§ Input records

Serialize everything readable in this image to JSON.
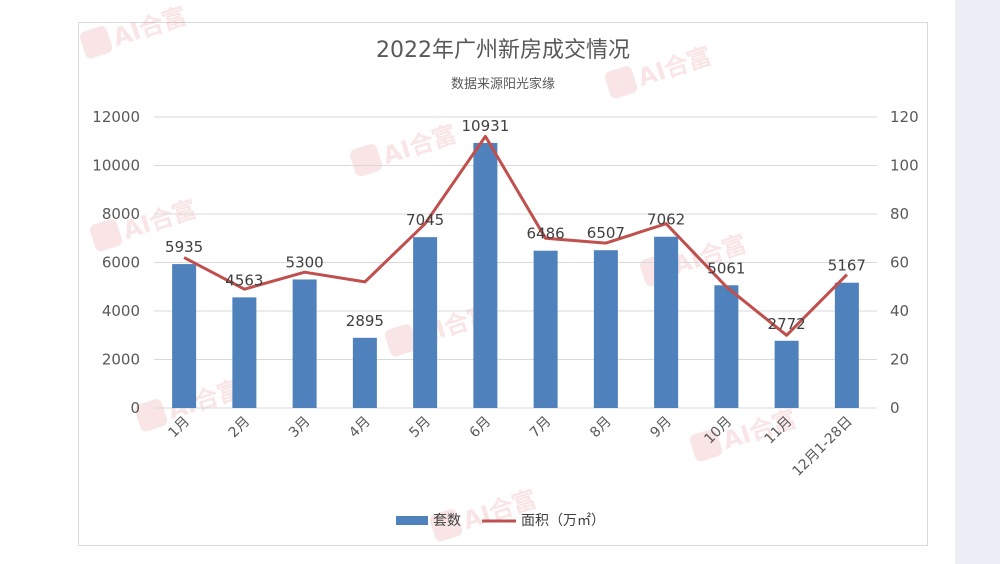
{
  "chart_data": {
    "type": "bar+line",
    "title": "2022年广州新房成交情况",
    "subtitle": "数据来源阳光家缘",
    "categories": [
      "1月",
      "2月",
      "3月",
      "4月",
      "5月",
      "6月",
      "7月",
      "8月",
      "9月",
      "10月",
      "11月",
      "12月1-28日"
    ],
    "series": [
      {
        "name": "套数",
        "type": "bar",
        "axis": "left",
        "color": "#4f81bd",
        "values": [
          5935,
          4563,
          5300,
          2895,
          7045,
          10931,
          6486,
          6507,
          7062,
          5061,
          2772,
          5167
        ],
        "labels": [
          "5935",
          "4563",
          "5300",
          "2895",
          "7045",
          "10931",
          "6486",
          "6507",
          "7062",
          "5061",
          "2772",
          "5167"
        ]
      },
      {
        "name": "面积（万㎡）",
        "type": "line",
        "axis": "right",
        "color": "#c0504d",
        "values": [
          62,
          49,
          56,
          52,
          76,
          112,
          70,
          68,
          76,
          50,
          30,
          55
        ]
      }
    ],
    "y_left": {
      "min": 0,
      "max": 12000,
      "ticks": [
        "0",
        "2000",
        "4000",
        "6000",
        "8000",
        "10000",
        "12000"
      ]
    },
    "y_right": {
      "min": 0,
      "max": 120,
      "ticks": [
        "0",
        "20",
        "40",
        "60",
        "80",
        "100",
        "120"
      ]
    },
    "grid": true,
    "legend_position": "bottom"
  },
  "watermark": {
    "text": "AI合富"
  }
}
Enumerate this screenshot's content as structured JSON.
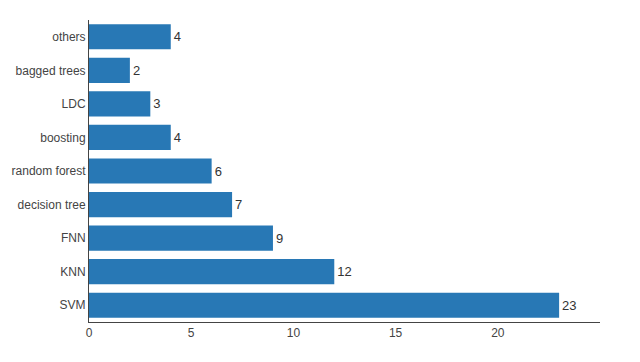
{
  "chart_data": {
    "type": "bar",
    "orientation": "horizontal",
    "categories": [
      "SVM",
      "KNN",
      "FNN",
      "decision tree",
      "random forest",
      "boosting",
      "LDC",
      "bagged trees",
      "others"
    ],
    "values": [
      23,
      12,
      9,
      7,
      6,
      4,
      3,
      2,
      4
    ],
    "color": "#2878b5",
    "xlim": [
      0,
      25
    ],
    "xticks": [
      0,
      5,
      10,
      15,
      20
    ],
    "grid": false,
    "data_labels": true
  }
}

§ Instructions to follow
Pictures are excluded; copy all other data exactly as shown.

§ Worked answer
Serialize everything readable in this image to JSON.
{
  "chart_data": {
    "type": "bar+line",
    "title": "2022年广州新房成交情况",
    "subtitle": "数据来源阳光家缘",
    "categories": [
      "1月",
      "2月",
      "3月",
      "4月",
      "5月",
      "6月",
      "7月",
      "8月",
      "9月",
      "10月",
      "11月",
      "12月1-28日"
    ],
    "series": [
      {
        "name": "套数",
        "type": "bar",
        "axis": "left",
        "color": "#4f81bd",
        "values": [
          5935,
          4563,
          5300,
          2895,
          7045,
          10931,
          6486,
          6507,
          7062,
          5061,
          2772,
          5167
        ],
        "labels": [
          "5935",
          "4563",
          "5300",
          "2895",
          "7045",
          "10931",
          "6486",
          "6507",
          "7062",
          "5061",
          "2772",
          "5167"
        ]
      },
      {
        "name": "面积（万㎡）",
        "type": "line",
        "axis": "right",
        "color": "#c0504d",
        "values": [
          62,
          49,
          56,
          52,
          76,
          112,
          70,
          68,
          76,
          50,
          30,
          55
        ]
      }
    ],
    "y_left": {
      "min": 0,
      "max": 12000,
      "ticks": [
        "0",
        "2000",
        "4000",
        "6000",
        "8000",
        "10000",
        "12000"
      ]
    },
    "y_right": {
      "min": 0,
      "max": 120,
      "ticks": [
        "0",
        "20",
        "40",
        "60",
        "80",
        "100",
        "120"
      ]
    },
    "grid": true,
    "legend_position": "bottom"
  },
  "watermark": {
    "text": "AI合富"
  }
}
Enumerate this screenshot's content as structured JSON.
{
  "chart_data": {
    "type": "bar",
    "orientation": "horizontal",
    "categories": [
      "SVM",
      "KNN",
      "FNN",
      "decision tree",
      "random forest",
      "boosting",
      "LDC",
      "bagged trees",
      "others"
    ],
    "values": [
      23,
      12,
      9,
      7,
      6,
      4,
      3,
      2,
      4
    ],
    "color": "#2878b5",
    "xlim": [
      0,
      25
    ],
    "xticks": [
      0,
      5,
      10,
      15,
      20
    ],
    "grid": false,
    "data_labels": true
  }
}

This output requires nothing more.